PROBLEM DESCRIPTION: Transcribe every line of the listing below without any deviation.

☆ ☆ ☆ ☆ ☆ ☆ ☆

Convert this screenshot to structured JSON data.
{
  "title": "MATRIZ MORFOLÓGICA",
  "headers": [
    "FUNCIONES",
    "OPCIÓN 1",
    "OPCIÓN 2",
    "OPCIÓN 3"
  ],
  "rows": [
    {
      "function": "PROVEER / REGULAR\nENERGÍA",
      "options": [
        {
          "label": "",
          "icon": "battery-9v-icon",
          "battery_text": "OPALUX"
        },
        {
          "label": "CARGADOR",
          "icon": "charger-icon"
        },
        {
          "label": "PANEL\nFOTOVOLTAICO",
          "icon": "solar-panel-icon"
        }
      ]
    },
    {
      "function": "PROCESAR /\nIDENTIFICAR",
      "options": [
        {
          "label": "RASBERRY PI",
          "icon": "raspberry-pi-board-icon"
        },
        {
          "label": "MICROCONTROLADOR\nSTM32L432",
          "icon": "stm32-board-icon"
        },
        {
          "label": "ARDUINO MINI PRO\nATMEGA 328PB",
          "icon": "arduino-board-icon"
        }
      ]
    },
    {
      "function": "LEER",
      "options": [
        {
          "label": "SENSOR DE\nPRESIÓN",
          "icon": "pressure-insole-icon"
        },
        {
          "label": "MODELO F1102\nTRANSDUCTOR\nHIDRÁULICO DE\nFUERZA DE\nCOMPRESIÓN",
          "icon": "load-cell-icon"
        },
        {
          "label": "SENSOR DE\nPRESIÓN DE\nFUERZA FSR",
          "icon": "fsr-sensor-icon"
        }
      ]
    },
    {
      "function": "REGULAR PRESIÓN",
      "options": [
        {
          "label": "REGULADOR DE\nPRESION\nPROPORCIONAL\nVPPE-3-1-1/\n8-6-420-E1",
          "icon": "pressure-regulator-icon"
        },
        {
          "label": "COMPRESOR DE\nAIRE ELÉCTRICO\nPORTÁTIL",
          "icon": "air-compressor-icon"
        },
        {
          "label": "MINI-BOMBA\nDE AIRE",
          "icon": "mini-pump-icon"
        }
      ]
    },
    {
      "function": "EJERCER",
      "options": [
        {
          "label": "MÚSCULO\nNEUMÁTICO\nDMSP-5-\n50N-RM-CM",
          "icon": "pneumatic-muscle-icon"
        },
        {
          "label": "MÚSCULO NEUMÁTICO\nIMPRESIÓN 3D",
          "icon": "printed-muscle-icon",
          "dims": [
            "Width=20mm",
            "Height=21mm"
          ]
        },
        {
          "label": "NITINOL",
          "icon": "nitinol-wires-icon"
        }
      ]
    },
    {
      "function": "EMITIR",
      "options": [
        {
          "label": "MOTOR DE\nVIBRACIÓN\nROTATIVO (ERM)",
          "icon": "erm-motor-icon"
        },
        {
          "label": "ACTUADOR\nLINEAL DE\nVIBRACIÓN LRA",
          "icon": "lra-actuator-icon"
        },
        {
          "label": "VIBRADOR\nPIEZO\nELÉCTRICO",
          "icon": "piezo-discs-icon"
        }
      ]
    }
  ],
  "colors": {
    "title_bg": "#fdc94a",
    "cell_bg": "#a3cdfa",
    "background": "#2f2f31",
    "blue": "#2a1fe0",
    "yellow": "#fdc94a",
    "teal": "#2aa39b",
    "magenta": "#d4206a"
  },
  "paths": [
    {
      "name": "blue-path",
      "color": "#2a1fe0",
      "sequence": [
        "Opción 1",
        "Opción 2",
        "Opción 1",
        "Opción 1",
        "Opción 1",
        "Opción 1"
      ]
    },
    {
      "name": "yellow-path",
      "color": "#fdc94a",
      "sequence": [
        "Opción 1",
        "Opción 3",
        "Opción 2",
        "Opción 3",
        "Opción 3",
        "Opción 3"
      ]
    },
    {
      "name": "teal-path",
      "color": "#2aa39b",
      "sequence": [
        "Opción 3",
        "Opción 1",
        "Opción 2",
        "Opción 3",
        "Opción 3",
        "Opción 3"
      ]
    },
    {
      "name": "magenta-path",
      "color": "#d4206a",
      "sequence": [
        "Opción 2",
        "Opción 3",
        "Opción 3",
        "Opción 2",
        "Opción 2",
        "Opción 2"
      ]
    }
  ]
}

☆ ☆ ☆ ☆ ☆ ☆ ☆

RESULT FOR THIS EXERCISE:
Convert this screenshot to structured JSON data.
{
  "title": "MATRIZ MORFOLÓGICA",
  "headers": [
    "FUNCIONES",
    "OPCIÓN 1",
    "OPCIÓN 2",
    "OPCIÓN 3"
  ],
  "rows": [
    {
      "function": "PROVEER / REGULAR\nENERGÍA",
      "options": [
        {
          "label": "",
          "icon": "battery-9v-icon",
          "battery_text": "OPALUX"
        },
        {
          "label": "CARGADOR",
          "icon": "charger-icon"
        },
        {
          "label": "PANEL\nFOTOVOLTAICO",
          "icon": "solar-panel-icon"
        }
      ]
    },
    {
      "function": "PROCESAR /\nIDENTIFICAR",
      "options": [
        {
          "label": "RASBERRY PI",
          "icon": "raspberry-pi-board-icon"
        },
        {
          "label": "MICROCONTROLADOR\nSTM32L432",
          "icon": "stm32-board-icon"
        },
        {
          "label": "ARDUINO MINI PRO\nATMEGA 328PB",
          "icon": "arduino-board-icon"
        }
      ]
    },
    {
      "function": "LEER",
      "options": [
        {
          "label": "SENSOR DE\nPRESIÓN",
          "icon": "pressure-insole-icon"
        },
        {
          "label": "MODELO F1102\nTRANSDUCTOR\nHIDRÁULICO DE\nFUERZA DE\nCOMPRESIÓN",
          "icon": "load-cell-icon"
        },
        {
          "label": "SENSOR DE\nPRESIÓN DE\nFUERZA FSR",
          "icon": "fsr-sensor-icon"
        }
      ]
    },
    {
      "function": "REGULAR PRESIÓN",
      "options": [
        {
          "label": "REGULADOR DE\nPRESION\nPROPORCIONAL\nVPPE-3-1-1/\n8-6-420-E1",
          "icon": "pressure-regulator-icon"
        },
        {
          "label": "COMPRESOR DE\nAIRE ELÉCTRICO\nPORTÁTIL",
          "icon": "air-compressor-icon"
        },
        {
          "label": "MINI-BOMBA\nDE AIRE",
          "icon": "mini-pump-icon"
        }
      ]
    },
    {
      "function": "EJERCER",
      "options": [
        {
          "label": "MÚSCULO\nNEUMÁTICO\nDMSP-5-\n50N-RM-CM",
          "icon": "pneumatic-muscle-icon"
        },
        {
          "label": "MÚSCULO NEUMÁTICO\nIMPRESIÓN 3D",
          "icon": "printed-muscle-icon",
          "dims": [
            "Width=20mm",
            "Height=21mm"
          ]
        },
        {
          "label": "NITINOL",
          "icon": "nitinol-wires-icon"
        }
      ]
    },
    {
      "function": "EMITIR",
      "options": [
        {
          "label": "MOTOR DE\nVIBRACIÓN\nROTATIVO (ERM)",
          "icon": "erm-motor-icon"
        },
        {
          "label": "ACTUADOR\nLINEAL DE\nVIBRACIÓN LRA",
          "icon": "lra-actuator-icon"
        },
        {
          "label": "VIBRADOR\nPIEZO\nELÉCTRICO",
          "icon": "piezo-discs-icon"
        }
      ]
    }
  ],
  "colors": {
    "title_bg": "#fdc94a",
    "cell_bg": "#a3cdfa",
    "background": "#2f2f31",
    "blue": "#2a1fe0",
    "yellow": "#fdc94a",
    "teal": "#2aa39b",
    "magenta": "#d4206a"
  },
  "paths": [
    {
      "name": "blue-path",
      "color": "#2a1fe0",
      "sequence": [
        "Opción 1",
        "Opción 2",
        "Opción 1",
        "Opción 1",
        "Opción 1",
        "Opción 1"
      ]
    },
    {
      "name": "yellow-path",
      "color": "#fdc94a",
      "sequence": [
        "Opción 1",
        "Opción 3",
        "Opción 2",
        "Opción 3",
        "Opción 3",
        "Opción 3"
      ]
    },
    {
      "name": "teal-path",
      "color": "#2aa39b",
      "sequence": [
        "Opción 3",
        "Opción 1",
        "Opción 2",
        "Opción 3",
        "Opción 3",
        "Opción 3"
      ]
    },
    {
      "name": "magenta-path",
      "color": "#d4206a",
      "sequence": [
        "Opción 2",
        "Opción 3",
        "Opción 3",
        "Opción 2",
        "Opción 2",
        "Opción 2"
      ]
    }
  ]
}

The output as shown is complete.